◆ Work to do ◆
Copy all the material below, exactly as it stands.

◆ Exercise input ◆

* start *

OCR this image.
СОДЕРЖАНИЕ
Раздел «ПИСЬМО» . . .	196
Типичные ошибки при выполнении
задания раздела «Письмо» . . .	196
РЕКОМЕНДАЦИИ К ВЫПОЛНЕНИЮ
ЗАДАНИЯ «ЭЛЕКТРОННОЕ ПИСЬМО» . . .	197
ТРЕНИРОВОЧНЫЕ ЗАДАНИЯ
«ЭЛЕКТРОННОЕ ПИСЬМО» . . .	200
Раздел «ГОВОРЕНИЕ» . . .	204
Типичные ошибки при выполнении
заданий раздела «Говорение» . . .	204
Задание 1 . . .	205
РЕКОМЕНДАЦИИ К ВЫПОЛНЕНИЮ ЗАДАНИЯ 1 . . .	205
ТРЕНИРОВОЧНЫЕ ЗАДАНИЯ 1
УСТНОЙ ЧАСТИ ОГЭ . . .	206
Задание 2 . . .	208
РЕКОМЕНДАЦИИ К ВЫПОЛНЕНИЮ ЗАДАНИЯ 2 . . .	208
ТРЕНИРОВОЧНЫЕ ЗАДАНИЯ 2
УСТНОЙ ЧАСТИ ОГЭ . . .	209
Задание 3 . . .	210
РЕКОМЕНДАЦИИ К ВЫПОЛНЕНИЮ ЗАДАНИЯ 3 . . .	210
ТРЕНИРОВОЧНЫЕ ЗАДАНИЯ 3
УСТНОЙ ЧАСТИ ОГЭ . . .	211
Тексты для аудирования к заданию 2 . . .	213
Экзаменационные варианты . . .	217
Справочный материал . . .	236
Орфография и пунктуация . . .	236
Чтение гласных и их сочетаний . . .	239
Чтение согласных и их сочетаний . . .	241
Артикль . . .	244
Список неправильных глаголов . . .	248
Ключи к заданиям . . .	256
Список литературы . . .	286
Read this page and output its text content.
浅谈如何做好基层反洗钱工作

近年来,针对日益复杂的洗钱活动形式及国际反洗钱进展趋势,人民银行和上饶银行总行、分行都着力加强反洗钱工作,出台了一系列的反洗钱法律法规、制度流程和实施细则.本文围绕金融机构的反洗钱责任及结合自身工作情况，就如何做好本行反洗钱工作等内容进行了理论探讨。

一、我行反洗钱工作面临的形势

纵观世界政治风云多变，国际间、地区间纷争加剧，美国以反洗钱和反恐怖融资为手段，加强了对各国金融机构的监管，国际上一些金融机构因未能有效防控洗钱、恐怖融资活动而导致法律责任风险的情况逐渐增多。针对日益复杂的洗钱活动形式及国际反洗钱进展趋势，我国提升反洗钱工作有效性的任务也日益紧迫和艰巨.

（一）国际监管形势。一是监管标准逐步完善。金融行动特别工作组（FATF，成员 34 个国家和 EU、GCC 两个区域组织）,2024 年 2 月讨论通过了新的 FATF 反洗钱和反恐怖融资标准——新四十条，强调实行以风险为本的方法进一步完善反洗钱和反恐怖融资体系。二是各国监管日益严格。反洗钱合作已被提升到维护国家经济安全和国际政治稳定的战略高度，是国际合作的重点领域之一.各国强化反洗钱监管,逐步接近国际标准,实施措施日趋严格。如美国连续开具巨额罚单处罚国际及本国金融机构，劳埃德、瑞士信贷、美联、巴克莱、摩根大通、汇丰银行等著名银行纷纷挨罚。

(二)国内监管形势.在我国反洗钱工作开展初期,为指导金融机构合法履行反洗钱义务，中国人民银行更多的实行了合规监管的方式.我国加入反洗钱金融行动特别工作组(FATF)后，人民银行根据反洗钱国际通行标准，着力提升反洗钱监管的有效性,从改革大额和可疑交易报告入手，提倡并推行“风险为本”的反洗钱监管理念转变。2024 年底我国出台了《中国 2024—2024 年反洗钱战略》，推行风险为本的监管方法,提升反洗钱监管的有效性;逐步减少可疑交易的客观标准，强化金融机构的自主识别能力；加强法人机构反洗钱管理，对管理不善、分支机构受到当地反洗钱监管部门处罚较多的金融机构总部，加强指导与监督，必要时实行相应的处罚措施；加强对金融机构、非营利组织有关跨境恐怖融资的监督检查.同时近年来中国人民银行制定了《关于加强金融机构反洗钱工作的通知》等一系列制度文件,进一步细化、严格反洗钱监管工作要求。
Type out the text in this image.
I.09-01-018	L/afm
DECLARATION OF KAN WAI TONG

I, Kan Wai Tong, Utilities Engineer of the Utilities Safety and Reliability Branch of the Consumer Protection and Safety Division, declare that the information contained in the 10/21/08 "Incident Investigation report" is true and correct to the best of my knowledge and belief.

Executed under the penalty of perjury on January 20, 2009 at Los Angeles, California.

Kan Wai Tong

* end *

◆ Solution to the exercise ◆
OCR this image.
СОДЕРЖАНИЕ
Раздел «ПИСЬМО» . . .	196
Типичные ошибки при выполнении
задания раздела «Письмо» . . .	196
РЕКОМЕНДАЦИИ К ВЫПОЛНЕНИЮ
ЗАДАНИЯ «ЭЛЕКТРОННОЕ ПИСЬМО» . . .	197
ТРЕНИРОВОЧНЫЕ ЗАДАНИЯ
«ЭЛЕКТРОННОЕ ПИСЬМО» . . .	200
Раздел «ГОВОРЕНИЕ» . . .	204
Типичные ошибки при выполнении
заданий раздела «Говорение» . . .	204
Задание 1 . . .	205
РЕКОМЕНДАЦИИ К ВЫПОЛНЕНИЮ ЗАДАНИЯ 1 . . .	205
ТРЕНИРОВОЧНЫЕ ЗАДАНИЯ 1
УСТНОЙ ЧАСТИ ОГЭ . . .	206
Задание 2 . . .	208
РЕКОМЕНДАЦИИ К ВЫПОЛНЕНИЮ ЗАДАНИЯ 2 . . .	208
ТРЕНИРОВОЧНЫЕ ЗАДАНИЯ 2
УСТНОЙ ЧАСТИ ОГЭ . . .	209
Задание 3 . . .	210
РЕКОМЕНДАЦИИ К ВЫПОЛНЕНИЮ ЗАДАНИЯ 3 . . .	210
ТРЕНИРОВОЧНЫЕ ЗАДАНИЯ 3
УСТНОЙ ЧАСТИ ОГЭ . . .	211
Тексты для аудирования к заданию 2 . . .	213
Экзаменационные варианты . . .	217
Справочный материал . . .	236
Орфография и пунктуация . . .	236
Чтение гласных и их сочетаний . . .	239
Чтение согласных и их сочетаний . . .	241
Артикль . . .	244
Список неправильных глаголов . . .	248
Ключи к заданиям . . .	256
Список литературы . . .	286
Read this page and output its text content.
浅谈如何做好基层反洗钱工作

近年来,针对日益复杂的洗钱活动形式及国际反洗钱进展趋势,人民银行和上饶银行总行、分行都着力加强反洗钱工作,出台了一系列的反洗钱法律法规、制度流程和实施细则.本文围绕金融机构的反洗钱责任及结合自身工作情况，就如何做好本行反洗钱工作等内容进行了理论探讨。

一、我行反洗钱工作面临的形势

纵观世界政治风云多变，国际间、地区间纷争加剧，美国以反洗钱和反恐怖融资为手段，加强了对各国金融机构的监管，国际上一些金融机构因未能有效防控洗钱、恐怖融资活动而导致法律责任风险的情况逐渐增多。针对日益复杂的洗钱活动形式及国际反洗钱进展趋势，我国提升反洗钱工作有效性的任务也日益紧迫和艰巨.

（一）国际监管形势。一是监管标准逐步完善。金融行动特别工作组（FATF，成员 34 个国家和 EU、GCC 两个区域组织）,2024 年 2 月讨论通过了新的 FATF 反洗钱和反恐怖融资标准——新四十条，强调实行以风险为本的方法进一步完善反洗钱和反恐怖融资体系。二是各国监管日益严格。反洗钱合作已被提升到维护国家经济安全和国际政治稳定的战略高度，是国际合作的重点领域之一.各国强化反洗钱监管,逐步接近国际标准,实施措施日趋严格。如美国连续开具巨额罚单处罚国际及本国金融机构，劳埃德、瑞士信贷、美联、巴克莱、摩根大通、汇丰银行等著名银行纷纷挨罚。

(二)国内监管形势.在我国反洗钱工作开展初期,为指导金融机构合法履行反洗钱义务，中国人民银行更多的实行了合规监管的方式.我国加入反洗钱金融行动特别工作组(FATF)后，人民银行根据反洗钱国际通行标准，着力提升反洗钱监管的有效性,从改革大额和可疑交易报告入手，提倡并推行“风险为本”的反洗钱监管理念转变。2024 年底我国出台了《中国 2024—2024 年反洗钱战略》，推行风险为本的监管方法,提升反洗钱监管的有效性;逐步减少可疑交易的客观标准，强化金融机构的自主识别能力；加强法人机构反洗钱管理，对管理不善、分支机构受到当地反洗钱监管部门处罚较多的金融机构总部，加强指导与监督，必要时实行相应的处罚措施；加强对金融机构、非营利组织有关跨境恐怖融资的监督检查.同时近年来中国人民银行制定了《关于加强金融机构反洗钱工作的通知》等一系列制度文件,进一步细化、严格反洗钱监管工作要求。
Type out the text in this image.
I.09-01-018	L/afm
DECLARATION OF KAN WAI TONG

I, Kan Wai Tong, Utilities Engineer of the Utilities Safety and Reliability Branch of the Consumer Protection and Safety Division, declare that the information contained in the 10/21/08 "Incident Investigation report" is true and correct to the best of my knowledge and belief.

Executed under the penalty of perjury on January 20, 2009 at Los Angeles, California.

Kan Wai Tong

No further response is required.